§ PROBLEM
Output all records precisely as written.

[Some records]
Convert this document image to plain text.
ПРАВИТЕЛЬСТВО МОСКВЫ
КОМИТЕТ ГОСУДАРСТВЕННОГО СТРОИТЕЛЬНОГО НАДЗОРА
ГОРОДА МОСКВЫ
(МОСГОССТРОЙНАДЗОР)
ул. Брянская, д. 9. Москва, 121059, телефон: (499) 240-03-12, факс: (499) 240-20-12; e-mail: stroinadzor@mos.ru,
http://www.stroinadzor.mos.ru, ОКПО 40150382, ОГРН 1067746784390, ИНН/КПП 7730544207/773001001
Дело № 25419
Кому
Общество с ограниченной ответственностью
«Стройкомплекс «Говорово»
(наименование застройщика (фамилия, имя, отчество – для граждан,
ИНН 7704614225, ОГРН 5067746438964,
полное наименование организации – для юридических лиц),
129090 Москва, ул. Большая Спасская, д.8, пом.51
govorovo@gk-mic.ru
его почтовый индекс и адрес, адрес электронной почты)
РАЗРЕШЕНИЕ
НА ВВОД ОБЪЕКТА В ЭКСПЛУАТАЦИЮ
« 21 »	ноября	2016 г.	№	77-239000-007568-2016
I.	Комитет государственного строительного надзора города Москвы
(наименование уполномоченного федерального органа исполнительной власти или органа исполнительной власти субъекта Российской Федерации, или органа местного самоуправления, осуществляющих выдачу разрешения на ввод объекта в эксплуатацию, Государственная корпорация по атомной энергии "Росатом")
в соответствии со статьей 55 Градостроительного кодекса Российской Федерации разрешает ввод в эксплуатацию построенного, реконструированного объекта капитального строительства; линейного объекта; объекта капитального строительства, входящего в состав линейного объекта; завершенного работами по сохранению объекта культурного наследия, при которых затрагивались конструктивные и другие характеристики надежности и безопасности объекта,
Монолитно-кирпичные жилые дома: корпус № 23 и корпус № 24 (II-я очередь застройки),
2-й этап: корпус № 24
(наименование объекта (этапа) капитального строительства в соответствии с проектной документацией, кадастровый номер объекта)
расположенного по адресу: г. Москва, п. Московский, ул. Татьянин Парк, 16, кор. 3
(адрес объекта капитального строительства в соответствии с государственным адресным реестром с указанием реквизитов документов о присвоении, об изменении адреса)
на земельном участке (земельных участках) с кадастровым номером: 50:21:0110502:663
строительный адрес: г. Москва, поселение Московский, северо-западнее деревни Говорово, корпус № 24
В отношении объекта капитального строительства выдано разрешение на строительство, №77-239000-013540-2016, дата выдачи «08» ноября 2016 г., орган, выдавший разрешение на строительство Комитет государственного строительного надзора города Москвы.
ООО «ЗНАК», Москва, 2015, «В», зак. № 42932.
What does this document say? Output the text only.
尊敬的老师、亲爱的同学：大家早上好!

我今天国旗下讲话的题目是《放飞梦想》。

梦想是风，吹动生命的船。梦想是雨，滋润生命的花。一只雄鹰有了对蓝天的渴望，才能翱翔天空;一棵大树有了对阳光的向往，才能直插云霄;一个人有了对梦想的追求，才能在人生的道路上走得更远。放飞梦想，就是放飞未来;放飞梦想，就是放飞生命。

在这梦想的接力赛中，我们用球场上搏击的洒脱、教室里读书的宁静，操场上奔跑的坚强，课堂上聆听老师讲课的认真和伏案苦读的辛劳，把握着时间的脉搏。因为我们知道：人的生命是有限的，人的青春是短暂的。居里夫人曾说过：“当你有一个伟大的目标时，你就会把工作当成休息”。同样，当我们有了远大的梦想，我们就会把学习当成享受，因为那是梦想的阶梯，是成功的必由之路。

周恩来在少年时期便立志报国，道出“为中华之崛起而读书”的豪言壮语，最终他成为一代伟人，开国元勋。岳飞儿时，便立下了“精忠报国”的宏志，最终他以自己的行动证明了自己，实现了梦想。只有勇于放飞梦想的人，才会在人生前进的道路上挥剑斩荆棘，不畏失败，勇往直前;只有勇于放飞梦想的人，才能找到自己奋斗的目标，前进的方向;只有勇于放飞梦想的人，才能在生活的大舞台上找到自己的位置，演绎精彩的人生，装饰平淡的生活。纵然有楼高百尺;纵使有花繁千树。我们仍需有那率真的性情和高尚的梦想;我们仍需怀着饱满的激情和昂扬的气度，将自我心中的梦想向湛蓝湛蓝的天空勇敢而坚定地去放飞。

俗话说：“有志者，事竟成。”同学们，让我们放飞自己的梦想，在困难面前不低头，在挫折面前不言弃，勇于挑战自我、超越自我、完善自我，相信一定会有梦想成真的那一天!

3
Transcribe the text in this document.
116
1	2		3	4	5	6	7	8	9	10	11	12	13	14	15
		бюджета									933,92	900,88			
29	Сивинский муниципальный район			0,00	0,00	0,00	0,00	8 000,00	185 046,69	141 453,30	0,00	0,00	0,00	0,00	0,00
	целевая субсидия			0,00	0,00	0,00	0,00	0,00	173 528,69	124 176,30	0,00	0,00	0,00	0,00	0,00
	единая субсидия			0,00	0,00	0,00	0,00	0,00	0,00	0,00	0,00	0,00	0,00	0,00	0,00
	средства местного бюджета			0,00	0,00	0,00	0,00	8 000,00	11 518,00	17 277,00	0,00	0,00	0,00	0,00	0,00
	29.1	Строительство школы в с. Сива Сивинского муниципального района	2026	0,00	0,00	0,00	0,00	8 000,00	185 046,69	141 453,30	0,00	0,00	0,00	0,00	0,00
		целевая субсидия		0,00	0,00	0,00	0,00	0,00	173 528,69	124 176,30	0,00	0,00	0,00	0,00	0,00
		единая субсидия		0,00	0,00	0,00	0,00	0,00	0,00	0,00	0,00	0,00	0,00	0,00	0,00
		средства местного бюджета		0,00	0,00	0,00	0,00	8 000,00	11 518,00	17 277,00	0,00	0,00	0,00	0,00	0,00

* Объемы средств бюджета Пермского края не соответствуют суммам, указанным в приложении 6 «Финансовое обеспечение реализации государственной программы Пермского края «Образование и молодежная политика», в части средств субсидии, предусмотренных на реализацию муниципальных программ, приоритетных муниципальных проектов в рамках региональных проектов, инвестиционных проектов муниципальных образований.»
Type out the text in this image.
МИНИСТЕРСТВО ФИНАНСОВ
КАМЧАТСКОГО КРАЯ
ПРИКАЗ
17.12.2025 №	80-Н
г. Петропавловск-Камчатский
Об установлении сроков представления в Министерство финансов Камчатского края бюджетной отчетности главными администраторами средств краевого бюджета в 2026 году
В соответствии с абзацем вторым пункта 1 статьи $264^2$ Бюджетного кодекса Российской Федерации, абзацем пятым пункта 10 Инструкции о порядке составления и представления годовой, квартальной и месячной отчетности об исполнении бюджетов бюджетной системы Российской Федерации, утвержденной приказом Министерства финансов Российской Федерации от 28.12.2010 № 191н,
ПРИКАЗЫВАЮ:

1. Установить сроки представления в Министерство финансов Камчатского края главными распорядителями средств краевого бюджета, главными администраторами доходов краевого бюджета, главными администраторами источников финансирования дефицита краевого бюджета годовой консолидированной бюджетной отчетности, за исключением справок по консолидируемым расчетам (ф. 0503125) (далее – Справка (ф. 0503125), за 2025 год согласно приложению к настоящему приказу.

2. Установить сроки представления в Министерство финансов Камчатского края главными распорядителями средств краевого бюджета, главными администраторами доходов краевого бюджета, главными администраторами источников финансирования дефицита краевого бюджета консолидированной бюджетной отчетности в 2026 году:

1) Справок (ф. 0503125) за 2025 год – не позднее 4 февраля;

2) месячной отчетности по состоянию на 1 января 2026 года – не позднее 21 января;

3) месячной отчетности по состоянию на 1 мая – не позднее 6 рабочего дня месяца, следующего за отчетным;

§ RESULT FOR THIS EXERCISE
Convert this document image to plain text.
ПРАВИТЕЛЬСТВО МОСКВЫ
КОМИТЕТ ГОСУДАРСТВЕННОГО СТРОИТЕЛЬНОГО НАДЗОРА
ГОРОДА МОСКВЫ
(МОСГОССТРОЙНАДЗОР)
ул. Брянская, д. 9. Москва, 121059, телефон: (499) 240-03-12, факс: (499) 240-20-12; e-mail: stroinadzor@mos.ru,
http://www.stroinadzor.mos.ru, ОКПО 40150382, ОГРН 1067746784390, ИНН/КПП 7730544207/773001001
Дело № 25419
Кому
Общество с ограниченной ответственностью
«Стройкомплекс «Говорово»
(наименование застройщика (фамилия, имя, отчество – для граждан,
ИНН 7704614225, ОГРН 5067746438964,
полное наименование организации – для юридических лиц),
129090 Москва, ул. Большая Спасская, д.8, пом.51
govorovo@gk-mic.ru
его почтовый индекс и адрес, адрес электронной почты)
РАЗРЕШЕНИЕ
НА ВВОД ОБЪЕКТА В ЭКСПЛУАТАЦИЮ
« 21 »	ноября	2016 г.	№	77-239000-007568-2016
I.	Комитет государственного строительного надзора города Москвы
(наименование уполномоченного федерального органа исполнительной власти или органа исполнительной власти субъекта Российской Федерации, или органа местного самоуправления, осуществляющих выдачу разрешения на ввод объекта в эксплуатацию, Государственная корпорация по атомной энергии "Росатом")
в соответствии со статьей 55 Градостроительного кодекса Российской Федерации разрешает ввод в эксплуатацию построенного, реконструированного объекта капитального строительства; линейного объекта; объекта капитального строительства, входящего в состав линейного объекта; завершенного работами по сохранению объекта культурного наследия, при которых затрагивались конструктивные и другие характеристики надежности и безопасности объекта,
Монолитно-кирпичные жилые дома: корпус № 23 и корпус № 24 (II-я очередь застройки),
2-й этап: корпус № 24
(наименование объекта (этапа) капитального строительства в соответствии с проектной документацией, кадастровый номер объекта)
расположенного по адресу: г. Москва, п. Московский, ул. Татьянин Парк, 16, кор. 3
(адрес объекта капитального строительства в соответствии с государственным адресным реестром с указанием реквизитов документов о присвоении, об изменении адреса)
на земельном участке (земельных участках) с кадастровым номером: 50:21:0110502:663
строительный адрес: г. Москва, поселение Московский, северо-западнее деревни Говорово, корпус № 24
В отношении объекта капитального строительства выдано разрешение на строительство, №77-239000-013540-2016, дата выдачи «08» ноября 2016 г., орган, выдавший разрешение на строительство Комитет государственного строительного надзора города Москвы.
ООО «ЗНАК», Москва, 2015, «В», зак. № 42932.
What does this document say? Output the text only.
尊敬的老师、亲爱的同学：大家早上好!

我今天国旗下讲话的题目是《放飞梦想》。

梦想是风，吹动生命的船。梦想是雨，滋润生命的花。一只雄鹰有了对蓝天的渴望，才能翱翔天空;一棵大树有了对阳光的向往，才能直插云霄;一个人有了对梦想的追求，才能在人生的道路上走得更远。放飞梦想，就是放飞未来;放飞梦想，就是放飞生命。

在这梦想的接力赛中，我们用球场上搏击的洒脱、教室里读书的宁静，操场上奔跑的坚强，课堂上聆听老师讲课的认真和伏案苦读的辛劳，把握着时间的脉搏。因为我们知道：人的生命是有限的，人的青春是短暂的。居里夫人曾说过：“当你有一个伟大的目标时，你就会把工作当成休息”。同样，当我们有了远大的梦想，我们就会把学习当成享受，因为那是梦想的阶梯，是成功的必由之路。

周恩来在少年时期便立志报国，道出“为中华之崛起而读书”的豪言壮语，最终他成为一代伟人，开国元勋。岳飞儿时，便立下了“精忠报国”的宏志，最终他以自己的行动证明了自己，实现了梦想。只有勇于放飞梦想的人，才会在人生前进的道路上挥剑斩荆棘，不畏失败，勇往直前;只有勇于放飞梦想的人，才能找到自己奋斗的目标，前进的方向;只有勇于放飞梦想的人，才能在生活的大舞台上找到自己的位置，演绎精彩的人生，装饰平淡的生活。纵然有楼高百尺;纵使有花繁千树。我们仍需有那率真的性情和高尚的梦想;我们仍需怀着饱满的激情和昂扬的气度，将自我心中的梦想向湛蓝湛蓝的天空勇敢而坚定地去放飞。

俗话说：“有志者，事竟成。”同学们，让我们放飞自己的梦想，在困难面前不低头，在挫折面前不言弃，勇于挑战自我、超越自我、完善自我，相信一定会有梦想成真的那一天!

3
Transcribe the text in this document.
116
1	2		3	4	5	6	7	8	9	10	11	12	13	14	15
		бюджета									933,92	900,88			
29	Сивинский муниципальный район			0,00	0,00	0,00	0,00	8 000,00	185 046,69	141 453,30	0,00	0,00	0,00	0,00	0,00
	целевая субсидия			0,00	0,00	0,00	0,00	0,00	173 528,69	124 176,30	0,00	0,00	0,00	0,00	0,00
	единая субсидия			0,00	0,00	0,00	0,00	0,00	0,00	0,00	0,00	0,00	0,00	0,00	0,00
	средства местного бюджета			0,00	0,00	0,00	0,00	8 000,00	11 518,00	17 277,00	0,00	0,00	0,00	0,00	0,00
	29.1	Строительство школы в с. Сива Сивинского муниципального района	2026	0,00	0,00	0,00	0,00	8 000,00	185 046,69	141 453,30	0,00	0,00	0,00	0,00	0,00
		целевая субсидия		0,00	0,00	0,00	0,00	0,00	173 528,69	124 176,30	0,00	0,00	0,00	0,00	0,00
		единая субсидия		0,00	0,00	0,00	0,00	0,00	0,00	0,00	0,00	0,00	0,00	0,00	0,00
		средства местного бюджета		0,00	0,00	0,00	0,00	8 000,00	11 518,00	17 277,00	0,00	0,00	0,00	0,00	0,00

* Объемы средств бюджета Пермского края не соответствуют суммам, указанным в приложении 6 «Финансовое обеспечение реализации государственной программы Пермского края «Образование и молодежная политика», в части средств субсидии, предусмотренных на реализацию муниципальных программ, приоритетных муниципальных проектов в рамках региональных проектов, инвестиционных проектов муниципальных образований.»
Type out the text in this image.
МИНИСТЕРСТВО ФИНАНСОВ
КАМЧАТСКОГО КРАЯ
ПРИКАЗ
17.12.2025 №	80-Н
г. Петропавловск-Камчатский
Об установлении сроков представления в Министерство финансов Камчатского края бюджетной отчетности главными администраторами средств краевого бюджета в 2026 году
В соответствии с абзацем вторым пункта 1 статьи $264^2$ Бюджетного кодекса Российской Федерации, абзацем пятым пункта 10 Инструкции о порядке составления и представления годовой, квартальной и месячной отчетности об исполнении бюджетов бюджетной системы Российской Федерации, утвержденной приказом Министерства финансов Российской Федерации от 28.12.2010 № 191н,
ПРИКАЗЫВАЮ:

1. Установить сроки представления в Министерство финансов Камчатского края главными распорядителями средств краевого бюджета, главными администраторами доходов краевого бюджета, главными администраторами источников финансирования дефицита краевого бюджета годовой консолидированной бюджетной отчетности, за исключением справок по консолидируемым расчетам (ф. 0503125) (далее – Справка (ф. 0503125), за 2025 год согласно приложению к настоящему приказу.

2. Установить сроки представления в Министерство финансов Камчатского края главными распорядителями средств краевого бюджета, главными администраторами доходов краевого бюджета, главными администраторами источников финансирования дефицита краевого бюджета консолидированной бюджетной отчетности в 2026 году:

1) Справок (ф. 0503125) за 2025 год – не позднее 4 февраля;

2) месячной отчетности по состоянию на 1 января 2026 года – не позднее 21 января;

3) месячной отчетности по состоянию на 1 мая – не позднее 6 рабочего дня месяца, следующего за отчетным;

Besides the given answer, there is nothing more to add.